[Dataset records]
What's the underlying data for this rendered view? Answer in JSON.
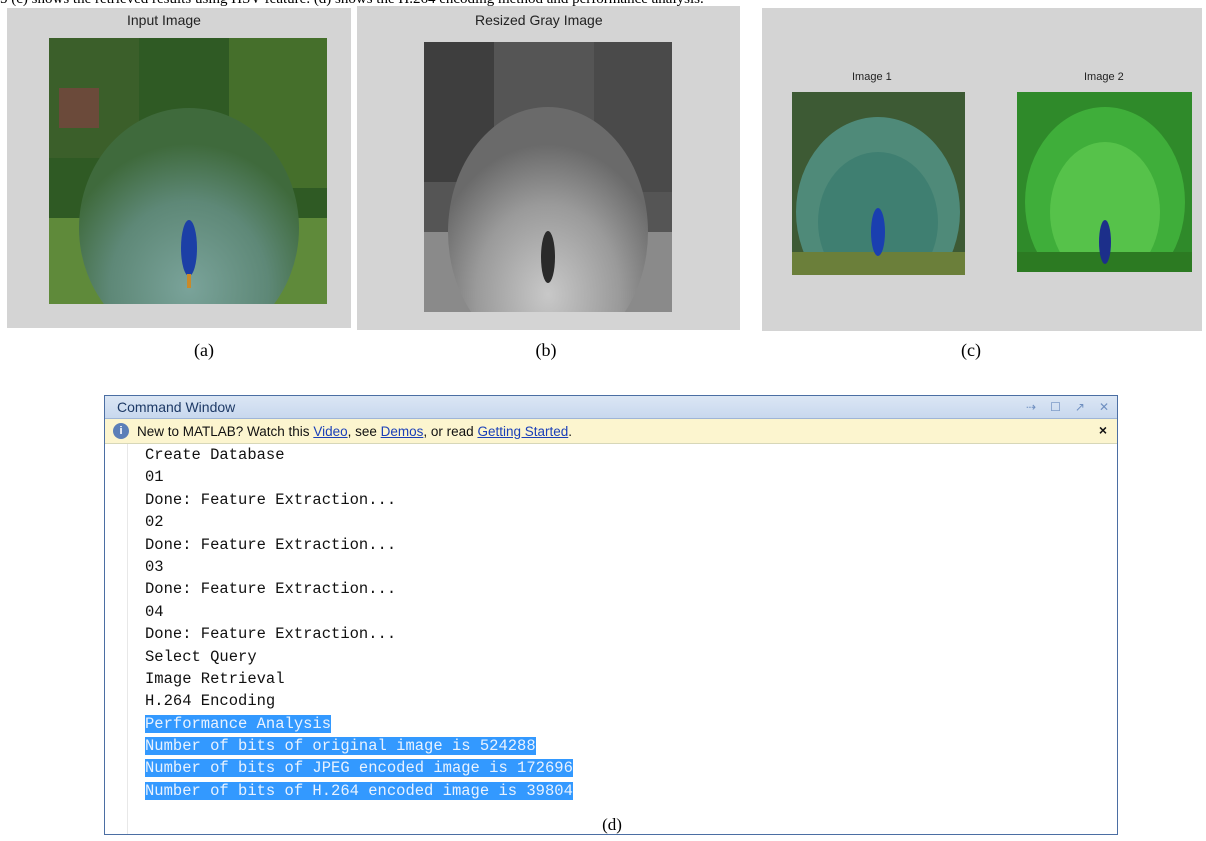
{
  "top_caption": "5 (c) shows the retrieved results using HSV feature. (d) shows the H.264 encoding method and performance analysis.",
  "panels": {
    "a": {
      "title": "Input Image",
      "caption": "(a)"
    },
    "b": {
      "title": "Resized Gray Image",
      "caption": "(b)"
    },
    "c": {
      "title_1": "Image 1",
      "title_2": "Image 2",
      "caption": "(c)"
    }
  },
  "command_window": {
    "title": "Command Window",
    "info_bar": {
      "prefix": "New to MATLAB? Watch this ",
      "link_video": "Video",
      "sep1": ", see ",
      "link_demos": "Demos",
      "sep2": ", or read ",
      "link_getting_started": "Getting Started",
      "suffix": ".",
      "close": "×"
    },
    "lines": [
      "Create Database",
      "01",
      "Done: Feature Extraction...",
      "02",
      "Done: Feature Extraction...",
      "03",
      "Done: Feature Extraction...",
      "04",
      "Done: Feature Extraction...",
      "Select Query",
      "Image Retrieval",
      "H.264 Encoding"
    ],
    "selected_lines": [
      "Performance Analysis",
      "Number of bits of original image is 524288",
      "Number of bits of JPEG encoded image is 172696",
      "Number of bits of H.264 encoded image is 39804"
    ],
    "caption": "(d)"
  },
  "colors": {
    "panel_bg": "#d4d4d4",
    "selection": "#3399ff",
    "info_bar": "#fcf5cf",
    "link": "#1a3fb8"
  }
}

==

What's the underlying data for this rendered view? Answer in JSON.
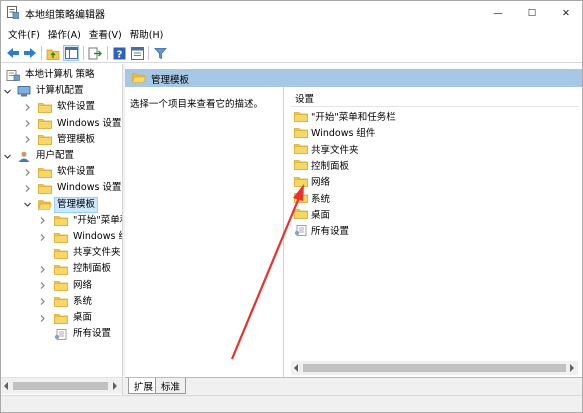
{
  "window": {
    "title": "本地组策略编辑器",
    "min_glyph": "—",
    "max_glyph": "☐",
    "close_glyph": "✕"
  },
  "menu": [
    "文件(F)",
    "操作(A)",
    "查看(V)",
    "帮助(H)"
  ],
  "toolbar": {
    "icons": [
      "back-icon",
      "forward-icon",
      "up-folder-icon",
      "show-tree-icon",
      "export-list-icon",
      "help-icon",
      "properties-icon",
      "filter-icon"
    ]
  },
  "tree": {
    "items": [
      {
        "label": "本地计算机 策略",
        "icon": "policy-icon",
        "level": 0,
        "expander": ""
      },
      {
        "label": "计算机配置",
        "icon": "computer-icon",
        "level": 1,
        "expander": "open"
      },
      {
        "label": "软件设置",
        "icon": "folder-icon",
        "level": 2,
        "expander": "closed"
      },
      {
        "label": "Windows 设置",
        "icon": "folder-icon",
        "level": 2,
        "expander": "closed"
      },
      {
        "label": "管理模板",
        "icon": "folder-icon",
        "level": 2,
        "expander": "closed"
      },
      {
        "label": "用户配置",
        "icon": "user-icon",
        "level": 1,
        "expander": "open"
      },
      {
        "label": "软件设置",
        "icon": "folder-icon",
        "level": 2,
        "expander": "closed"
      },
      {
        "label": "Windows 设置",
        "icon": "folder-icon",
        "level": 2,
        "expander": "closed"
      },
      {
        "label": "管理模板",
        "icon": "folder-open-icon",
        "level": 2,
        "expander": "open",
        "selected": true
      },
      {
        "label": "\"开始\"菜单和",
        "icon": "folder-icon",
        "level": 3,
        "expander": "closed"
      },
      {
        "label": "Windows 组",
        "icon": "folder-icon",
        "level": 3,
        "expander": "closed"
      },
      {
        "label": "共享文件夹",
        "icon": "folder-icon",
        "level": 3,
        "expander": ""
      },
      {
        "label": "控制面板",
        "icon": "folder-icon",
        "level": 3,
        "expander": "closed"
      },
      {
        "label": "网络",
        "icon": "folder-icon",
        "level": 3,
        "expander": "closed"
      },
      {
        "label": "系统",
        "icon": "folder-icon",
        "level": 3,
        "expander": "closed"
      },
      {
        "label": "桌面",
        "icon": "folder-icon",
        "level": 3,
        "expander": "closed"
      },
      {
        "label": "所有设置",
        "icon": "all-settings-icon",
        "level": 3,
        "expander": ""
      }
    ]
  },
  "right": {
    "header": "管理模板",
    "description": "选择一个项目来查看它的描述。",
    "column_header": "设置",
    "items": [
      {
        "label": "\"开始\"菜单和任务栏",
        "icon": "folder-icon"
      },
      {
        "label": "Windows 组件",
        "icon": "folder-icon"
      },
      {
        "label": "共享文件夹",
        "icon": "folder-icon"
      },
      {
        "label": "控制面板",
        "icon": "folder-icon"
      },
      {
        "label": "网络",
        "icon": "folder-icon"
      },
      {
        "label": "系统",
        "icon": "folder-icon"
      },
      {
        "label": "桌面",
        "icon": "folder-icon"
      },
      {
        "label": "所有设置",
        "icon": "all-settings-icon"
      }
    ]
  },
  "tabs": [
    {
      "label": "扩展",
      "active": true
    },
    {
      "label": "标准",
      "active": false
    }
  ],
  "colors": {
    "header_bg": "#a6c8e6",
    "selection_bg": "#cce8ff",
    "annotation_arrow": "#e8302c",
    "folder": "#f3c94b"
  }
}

→ **STATED TASK**
Copy out every line in the entries above that holds "settings".

→ **THE ANSWER**
        "icon": "all-settings-icon",
        "icon": "all-settings-icon"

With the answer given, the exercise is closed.